Task instructions
Return each entry exactly, omitting nothing.

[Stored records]
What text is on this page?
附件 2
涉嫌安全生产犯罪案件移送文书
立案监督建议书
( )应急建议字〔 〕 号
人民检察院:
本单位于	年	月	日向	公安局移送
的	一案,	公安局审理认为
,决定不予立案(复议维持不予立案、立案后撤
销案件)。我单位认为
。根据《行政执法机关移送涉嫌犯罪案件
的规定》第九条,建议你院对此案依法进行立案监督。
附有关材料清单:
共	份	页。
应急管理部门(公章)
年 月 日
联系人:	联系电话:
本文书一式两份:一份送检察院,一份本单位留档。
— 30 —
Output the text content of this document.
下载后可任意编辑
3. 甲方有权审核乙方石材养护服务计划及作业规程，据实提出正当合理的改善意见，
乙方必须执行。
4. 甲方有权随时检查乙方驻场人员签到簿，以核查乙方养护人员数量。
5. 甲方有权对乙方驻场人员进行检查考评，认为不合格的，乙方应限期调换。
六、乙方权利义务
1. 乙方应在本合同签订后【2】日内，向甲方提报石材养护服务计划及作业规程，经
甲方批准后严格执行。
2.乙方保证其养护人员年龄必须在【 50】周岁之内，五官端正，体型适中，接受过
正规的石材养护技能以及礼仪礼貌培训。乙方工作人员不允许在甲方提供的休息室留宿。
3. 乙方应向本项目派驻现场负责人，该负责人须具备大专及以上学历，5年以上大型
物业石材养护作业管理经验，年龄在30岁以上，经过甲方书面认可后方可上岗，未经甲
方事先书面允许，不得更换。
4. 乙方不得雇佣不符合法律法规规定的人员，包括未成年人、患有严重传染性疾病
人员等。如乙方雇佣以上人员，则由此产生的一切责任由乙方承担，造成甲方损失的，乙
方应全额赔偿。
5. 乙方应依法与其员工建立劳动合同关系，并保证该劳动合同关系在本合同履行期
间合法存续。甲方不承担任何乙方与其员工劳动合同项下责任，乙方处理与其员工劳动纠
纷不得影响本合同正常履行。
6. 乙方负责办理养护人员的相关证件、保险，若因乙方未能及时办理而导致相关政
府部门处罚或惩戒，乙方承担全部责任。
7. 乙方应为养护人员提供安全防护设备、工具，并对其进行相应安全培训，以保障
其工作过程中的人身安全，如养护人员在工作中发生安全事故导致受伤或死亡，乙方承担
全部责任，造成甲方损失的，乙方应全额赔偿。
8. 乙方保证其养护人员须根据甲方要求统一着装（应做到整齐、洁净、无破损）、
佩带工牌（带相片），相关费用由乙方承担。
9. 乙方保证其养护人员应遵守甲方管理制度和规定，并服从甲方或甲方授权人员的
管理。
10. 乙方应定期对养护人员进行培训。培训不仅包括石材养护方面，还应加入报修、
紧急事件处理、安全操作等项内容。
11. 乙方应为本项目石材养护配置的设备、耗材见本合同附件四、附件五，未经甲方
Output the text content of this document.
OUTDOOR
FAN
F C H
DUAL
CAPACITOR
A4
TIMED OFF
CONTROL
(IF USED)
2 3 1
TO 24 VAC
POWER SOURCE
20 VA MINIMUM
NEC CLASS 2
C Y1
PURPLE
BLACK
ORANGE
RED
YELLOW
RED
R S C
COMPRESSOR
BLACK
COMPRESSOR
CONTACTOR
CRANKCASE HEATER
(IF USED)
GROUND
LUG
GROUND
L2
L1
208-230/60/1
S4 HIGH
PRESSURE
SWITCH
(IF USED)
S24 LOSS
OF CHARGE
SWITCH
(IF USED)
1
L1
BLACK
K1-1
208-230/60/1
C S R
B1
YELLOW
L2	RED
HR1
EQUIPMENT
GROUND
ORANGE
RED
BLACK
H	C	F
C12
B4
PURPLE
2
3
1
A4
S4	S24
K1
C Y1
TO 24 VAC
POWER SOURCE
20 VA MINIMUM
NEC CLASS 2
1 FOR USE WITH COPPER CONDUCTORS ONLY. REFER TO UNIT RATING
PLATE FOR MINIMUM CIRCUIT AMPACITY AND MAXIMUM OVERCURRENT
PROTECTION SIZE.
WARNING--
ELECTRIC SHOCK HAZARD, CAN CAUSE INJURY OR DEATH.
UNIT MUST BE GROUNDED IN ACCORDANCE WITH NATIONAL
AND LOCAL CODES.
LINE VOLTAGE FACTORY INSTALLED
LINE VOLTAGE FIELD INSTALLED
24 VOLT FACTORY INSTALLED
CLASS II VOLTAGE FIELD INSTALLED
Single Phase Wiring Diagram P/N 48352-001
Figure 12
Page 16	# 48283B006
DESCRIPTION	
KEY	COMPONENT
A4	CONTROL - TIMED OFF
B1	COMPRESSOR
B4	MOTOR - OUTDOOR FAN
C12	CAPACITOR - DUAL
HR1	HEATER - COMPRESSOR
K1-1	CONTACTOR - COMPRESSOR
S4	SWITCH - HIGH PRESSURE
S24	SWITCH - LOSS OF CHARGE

Correct answer
What text is on this page?
附件 2
涉嫌安全生产犯罪案件移送文书
立案监督建议书
( )应急建议字〔 〕 号
人民检察院:
本单位于	年	月	日向	公安局移送
的	一案,	公安局审理认为
,决定不予立案(复议维持不予立案、立案后撤
销案件)。我单位认为
。根据《行政执法机关移送涉嫌犯罪案件
的规定》第九条,建议你院对此案依法进行立案监督。
附有关材料清单:
共	份	页。
应急管理部门(公章)
年 月 日
联系人:	联系电话:
本文书一式两份:一份送检察院,一份本单位留档。
— 30 —
Output the text content of this document.
下载后可任意编辑
3. 甲方有权审核乙方石材养护服务计划及作业规程，据实提出正当合理的改善意见，
乙方必须执行。
4. 甲方有权随时检查乙方驻场人员签到簿，以核查乙方养护人员数量。
5. 甲方有权对乙方驻场人员进行检查考评，认为不合格的，乙方应限期调换。
六、乙方权利义务
1. 乙方应在本合同签订后【2】日内，向甲方提报石材养护服务计划及作业规程，经
甲方批准后严格执行。
2.乙方保证其养护人员年龄必须在【 50】周岁之内，五官端正，体型适中，接受过
正规的石材养护技能以及礼仪礼貌培训。乙方工作人员不允许在甲方提供的休息室留宿。
3. 乙方应向本项目派驻现场负责人，该负责人须具备大专及以上学历，5年以上大型
物业石材养护作业管理经验，年龄在30岁以上，经过甲方书面认可后方可上岗，未经甲
方事先书面允许，不得更换。
4. 乙方不得雇佣不符合法律法规规定的人员，包括未成年人、患有严重传染性疾病
人员等。如乙方雇佣以上人员，则由此产生的一切责任由乙方承担，造成甲方损失的，乙
方应全额赔偿。
5. 乙方应依法与其员工建立劳动合同关系，并保证该劳动合同关系在本合同履行期
间合法存续。甲方不承担任何乙方与其员工劳动合同项下责任，乙方处理与其员工劳动纠
纷不得影响本合同正常履行。
6. 乙方负责办理养护人员的相关证件、保险，若因乙方未能及时办理而导致相关政
府部门处罚或惩戒，乙方承担全部责任。
7. 乙方应为养护人员提供安全防护设备、工具，并对其进行相应安全培训，以保障
其工作过程中的人身安全，如养护人员在工作中发生安全事故导致受伤或死亡，乙方承担
全部责任，造成甲方损失的，乙方应全额赔偿。
8. 乙方保证其养护人员须根据甲方要求统一着装（应做到整齐、洁净、无破损）、
佩带工牌（带相片），相关费用由乙方承担。
9. 乙方保证其养护人员应遵守甲方管理制度和规定，并服从甲方或甲方授权人员的
管理。
10. 乙方应定期对养护人员进行培训。培训不仅包括石材养护方面，还应加入报修、
紧急事件处理、安全操作等项内容。
11. 乙方应为本项目石材养护配置的设备、耗材见本合同附件四、附件五，未经甲方
Output the text content of this document.
OUTDOOR
FAN
F C H
DUAL
CAPACITOR
A4
TIMED OFF
CONTROL
(IF USED)
2 3 1
TO 24 VAC
POWER SOURCE
20 VA MINIMUM
NEC CLASS 2
C Y1
PURPLE
BLACK
ORANGE
RED
YELLOW
RED
R S C
COMPRESSOR
BLACK
COMPRESSOR
CONTACTOR
CRANKCASE HEATER
(IF USED)
GROUND
LUG
GROUND
L2
L1
208-230/60/1
S4 HIGH
PRESSURE
SWITCH
(IF USED)
S24 LOSS
OF CHARGE
SWITCH
(IF USED)
1
L1
BLACK
K1-1
208-230/60/1
C S R
B1
YELLOW
L2	RED
HR1
EQUIPMENT
GROUND
ORANGE
RED
BLACK
H	C	F
C12
B4
PURPLE
2
3
1
A4
S4	S24
K1
C Y1
TO 24 VAC
POWER SOURCE
20 VA MINIMUM
NEC CLASS 2
1 FOR USE WITH COPPER CONDUCTORS ONLY. REFER TO UNIT RATING
PLATE FOR MINIMUM CIRCUIT AMPACITY AND MAXIMUM OVERCURRENT
PROTECTION SIZE.
WARNING--
ELECTRIC SHOCK HAZARD, CAN CAUSE INJURY OR DEATH.
UNIT MUST BE GROUNDED IN ACCORDANCE WITH NATIONAL
AND LOCAL CODES.
LINE VOLTAGE FACTORY INSTALLED
LINE VOLTAGE FIELD INSTALLED
24 VOLT FACTORY INSTALLED
CLASS II VOLTAGE FIELD INSTALLED
Single Phase Wiring Diagram P/N 48352-001
Figure 12
Page 16	# 48283B006
DESCRIPTION	
KEY	COMPONENT
A4	CONTROL - TIMED OFF
B1	COMPRESSOR
B4	MOTOR - OUTDOOR FAN
C12	CAPACITOR - DUAL
HR1	HEATER - COMPRESSOR
K1-1	CONTACTOR - COMPRESSOR
S4	SWITCH - HIGH PRESSURE
S24	SWITCH - LOSS OF CHARGE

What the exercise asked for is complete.